Write the material out again exactly as it stands.

# Exercise input
--- START ---

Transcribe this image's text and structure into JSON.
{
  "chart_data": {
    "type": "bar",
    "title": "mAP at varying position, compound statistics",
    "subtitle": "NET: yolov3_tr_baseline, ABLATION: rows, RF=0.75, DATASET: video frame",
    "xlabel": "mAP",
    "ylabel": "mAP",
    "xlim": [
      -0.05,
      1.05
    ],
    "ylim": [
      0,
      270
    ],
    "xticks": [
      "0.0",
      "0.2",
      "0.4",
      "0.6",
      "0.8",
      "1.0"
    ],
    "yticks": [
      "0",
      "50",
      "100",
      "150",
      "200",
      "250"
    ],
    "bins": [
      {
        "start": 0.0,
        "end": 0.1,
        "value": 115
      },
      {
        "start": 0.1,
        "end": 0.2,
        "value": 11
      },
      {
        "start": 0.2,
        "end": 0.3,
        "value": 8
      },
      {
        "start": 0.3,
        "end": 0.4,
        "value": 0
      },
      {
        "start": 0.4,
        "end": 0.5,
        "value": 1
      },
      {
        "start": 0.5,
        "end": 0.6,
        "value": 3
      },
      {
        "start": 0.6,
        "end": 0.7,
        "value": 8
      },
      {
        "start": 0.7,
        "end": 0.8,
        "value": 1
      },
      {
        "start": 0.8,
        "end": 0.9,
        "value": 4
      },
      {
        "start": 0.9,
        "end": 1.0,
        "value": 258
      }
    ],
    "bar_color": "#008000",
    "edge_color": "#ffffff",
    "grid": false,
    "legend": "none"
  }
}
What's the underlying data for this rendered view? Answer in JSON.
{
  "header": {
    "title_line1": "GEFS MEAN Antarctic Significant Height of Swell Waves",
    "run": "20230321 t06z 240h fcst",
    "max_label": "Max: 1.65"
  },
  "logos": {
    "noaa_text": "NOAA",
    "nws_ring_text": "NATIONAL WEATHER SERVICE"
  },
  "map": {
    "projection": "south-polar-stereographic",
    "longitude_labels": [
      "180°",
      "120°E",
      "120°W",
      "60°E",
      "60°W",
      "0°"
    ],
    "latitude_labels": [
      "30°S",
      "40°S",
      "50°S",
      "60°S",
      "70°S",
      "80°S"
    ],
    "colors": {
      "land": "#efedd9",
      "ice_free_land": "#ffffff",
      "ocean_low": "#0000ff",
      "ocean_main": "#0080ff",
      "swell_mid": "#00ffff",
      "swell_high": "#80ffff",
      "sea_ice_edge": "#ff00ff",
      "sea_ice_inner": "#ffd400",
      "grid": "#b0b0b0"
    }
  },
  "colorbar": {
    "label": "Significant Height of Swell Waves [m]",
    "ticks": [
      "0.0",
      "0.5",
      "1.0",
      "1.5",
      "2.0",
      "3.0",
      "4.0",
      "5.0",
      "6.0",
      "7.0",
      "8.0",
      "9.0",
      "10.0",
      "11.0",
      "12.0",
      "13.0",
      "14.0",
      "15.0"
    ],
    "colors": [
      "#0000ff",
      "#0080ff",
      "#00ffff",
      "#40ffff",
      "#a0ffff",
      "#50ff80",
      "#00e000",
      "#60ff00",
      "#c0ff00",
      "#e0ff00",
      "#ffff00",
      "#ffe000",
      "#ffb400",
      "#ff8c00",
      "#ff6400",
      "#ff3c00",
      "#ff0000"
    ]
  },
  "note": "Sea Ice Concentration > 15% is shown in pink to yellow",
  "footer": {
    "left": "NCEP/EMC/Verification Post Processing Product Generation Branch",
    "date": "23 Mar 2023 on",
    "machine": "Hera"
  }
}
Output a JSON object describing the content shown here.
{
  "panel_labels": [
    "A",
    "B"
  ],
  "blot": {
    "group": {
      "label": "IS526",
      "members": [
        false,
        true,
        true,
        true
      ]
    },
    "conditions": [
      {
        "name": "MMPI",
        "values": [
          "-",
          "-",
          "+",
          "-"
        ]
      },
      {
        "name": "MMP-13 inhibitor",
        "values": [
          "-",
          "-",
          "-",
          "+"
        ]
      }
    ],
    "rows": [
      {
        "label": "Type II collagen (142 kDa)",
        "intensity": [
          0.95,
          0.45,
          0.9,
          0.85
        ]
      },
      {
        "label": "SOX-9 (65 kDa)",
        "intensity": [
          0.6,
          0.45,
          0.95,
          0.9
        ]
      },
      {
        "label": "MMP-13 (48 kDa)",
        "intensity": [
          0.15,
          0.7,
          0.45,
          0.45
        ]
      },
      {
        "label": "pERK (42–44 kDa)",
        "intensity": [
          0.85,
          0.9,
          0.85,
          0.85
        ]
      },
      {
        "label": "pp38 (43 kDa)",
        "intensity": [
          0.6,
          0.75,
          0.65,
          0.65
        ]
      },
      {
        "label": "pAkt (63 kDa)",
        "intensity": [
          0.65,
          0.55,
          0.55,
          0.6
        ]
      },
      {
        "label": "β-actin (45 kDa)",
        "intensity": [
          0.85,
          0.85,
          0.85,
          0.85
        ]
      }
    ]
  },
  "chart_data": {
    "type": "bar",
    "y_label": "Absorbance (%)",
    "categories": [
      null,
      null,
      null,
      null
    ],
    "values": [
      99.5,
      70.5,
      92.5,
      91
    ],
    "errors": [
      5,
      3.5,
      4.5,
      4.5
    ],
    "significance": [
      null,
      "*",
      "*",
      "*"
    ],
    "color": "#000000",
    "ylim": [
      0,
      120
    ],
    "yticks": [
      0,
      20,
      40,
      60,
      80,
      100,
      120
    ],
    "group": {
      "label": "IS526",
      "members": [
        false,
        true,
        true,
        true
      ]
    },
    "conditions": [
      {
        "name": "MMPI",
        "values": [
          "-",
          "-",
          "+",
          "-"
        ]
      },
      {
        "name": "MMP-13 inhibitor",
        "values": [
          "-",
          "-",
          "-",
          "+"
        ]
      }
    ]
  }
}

--- END ---

# Answer in full
Transcribe this image's text and structure into JSON.
{
  "chart_data": {
    "type": "bar",
    "title": "mAP at varying position, compound statistics",
    "subtitle": "NET: yolov3_tr_baseline, ABLATION: rows, RF=0.75, DATASET: video frame",
    "xlabel": "mAP",
    "ylabel": "mAP",
    "xlim": [
      -0.05,
      1.05
    ],
    "ylim": [
      0,
      270
    ],
    "xticks": [
      "0.0",
      "0.2",
      "0.4",
      "0.6",
      "0.8",
      "1.0"
    ],
    "yticks": [
      "0",
      "50",
      "100",
      "150",
      "200",
      "250"
    ],
    "bins": [
      {
        "start": 0.0,
        "end": 0.1,
        "value": 115
      },
      {
        "start": 0.1,
        "end": 0.2,
        "value": 11
      },
      {
        "start": 0.2,
        "end": 0.3,
        "value": 8
      },
      {
        "start": 0.3,
        "end": 0.4,
        "value": 0
      },
      {
        "start": 0.4,
        "end": 0.5,
        "value": 1
      },
      {
        "start": 0.5,
        "end": 0.6,
        "value": 3
      },
      {
        "start": 0.6,
        "end": 0.7,
        "value": 8
      },
      {
        "start": 0.7,
        "end": 0.8,
        "value": 1
      },
      {
        "start": 0.8,
        "end": 0.9,
        "value": 4
      },
      {
        "start": 0.9,
        "end": 1.0,
        "value": 258
      }
    ],
    "bar_color": "#008000",
    "edge_color": "#ffffff",
    "grid": false,
    "legend": "none"
  }
}
What's the underlying data for this rendered view? Answer in JSON.
{
  "header": {
    "title_line1": "GEFS MEAN Antarctic Significant Height of Swell Waves",
    "run": "20230321 t06z 240h fcst",
    "max_label": "Max: 1.65"
  },
  "logos": {
    "noaa_text": "NOAA",
    "nws_ring_text": "NATIONAL WEATHER SERVICE"
  },
  "map": {
    "projection": "south-polar-stereographic",
    "longitude_labels": [
      "180°",
      "120°E",
      "120°W",
      "60°E",
      "60°W",
      "0°"
    ],
    "latitude_labels": [
      "30°S",
      "40°S",
      "50°S",
      "60°S",
      "70°S",
      "80°S"
    ],
    "colors": {
      "land": "#efedd9",
      "ice_free_land": "#ffffff",
      "ocean_low": "#0000ff",
      "ocean_main": "#0080ff",
      "swell_mid": "#00ffff",
      "swell_high": "#80ffff",
      "sea_ice_edge": "#ff00ff",
      "sea_ice_inner": "#ffd400",
      "grid": "#b0b0b0"
    }
  },
  "colorbar": {
    "label": "Significant Height of Swell Waves [m]",
    "ticks": [
      "0.0",
      "0.5",
      "1.0",
      "1.5",
      "2.0",
      "3.0",
      "4.0",
      "5.0",
      "6.0",
      "7.0",
      "8.0",
      "9.0",
      "10.0",
      "11.0",
      "12.0",
      "13.0",
      "14.0",
      "15.0"
    ],
    "colors": [
      "#0000ff",
      "#0080ff",
      "#00ffff",
      "#40ffff",
      "#a0ffff",
      "#50ff80",
      "#00e000",
      "#60ff00",
      "#c0ff00",
      "#e0ff00",
      "#ffff00",
      "#ffe000",
      "#ffb400",
      "#ff8c00",
      "#ff6400",
      "#ff3c00",
      "#ff0000"
    ]
  },
  "note": "Sea Ice Concentration > 15% is shown in pink to yellow",
  "footer": {
    "left": "NCEP/EMC/Verification Post Processing Product Generation Branch",
    "date": "23 Mar 2023 on",
    "machine": "Hera"
  }
}
Output a JSON object describing the content shown here.
{
  "panel_labels": [
    "A",
    "B"
  ],
  "blot": {
    "group": {
      "label": "IS526",
      "members": [
        false,
        true,
        true,
        true
      ]
    },
    "conditions": [
      {
        "name": "MMPI",
        "values": [
          "-",
          "-",
          "+",
          "-"
        ]
      },
      {
        "name": "MMP-13 inhibitor",
        "values": [
          "-",
          "-",
          "-",
          "+"
        ]
      }
    ],
    "rows": [
      {
        "label": "Type II collagen (142 kDa)",
        "intensity": [
          0.95,
          0.45,
          0.9,
          0.85
        ]
      },
      {
        "label": "SOX-9 (65 kDa)",
        "intensity": [
          0.6,
          0.45,
          0.95,
          0.9
        ]
      },
      {
        "label": "MMP-13 (48 kDa)",
        "intensity": [
          0.15,
          0.7,
          0.45,
          0.45
        ]
      },
      {
        "label": "pERK (42–44 kDa)",
        "intensity": [
          0.85,
          0.9,
          0.85,
          0.85
        ]
      },
      {
        "label": "pp38 (43 kDa)",
        "intensity": [
          0.6,
          0.75,
          0.65,
          0.65
        ]
      },
      {
        "label": "pAkt (63 kDa)",
        "intensity": [
          0.65,
          0.55,
          0.55,
          0.6
        ]
      },
      {
        "label": "β-actin (45 kDa)",
        "intensity": [
          0.85,
          0.85,
          0.85,
          0.85
        ]
      }
    ]
  },
  "chart_data": {
    "type": "bar",
    "y_label": "Absorbance (%)",
    "categories": [
      null,
      null,
      null,
      null
    ],
    "values": [
      99.5,
      70.5,
      92.5,
      91
    ],
    "errors": [
      5,
      3.5,
      4.5,
      4.5
    ],
    "significance": [
      null,
      "*",
      "*",
      "*"
    ],
    "color": "#000000",
    "ylim": [
      0,
      120
    ],
    "yticks": [
      0,
      20,
      40,
      60,
      80,
      100,
      120
    ],
    "group": {
      "label": "IS526",
      "members": [
        false,
        true,
        true,
        true
      ]
    },
    "conditions": [
      {
        "name": "MMPI",
        "values": [
          "-",
          "-",
          "+",
          "-"
        ]
      },
      {
        "name": "MMP-13 inhibitor",
        "values": [
          "-",
          "-",
          "-",
          "+"
        ]
      }
    ]
  }
}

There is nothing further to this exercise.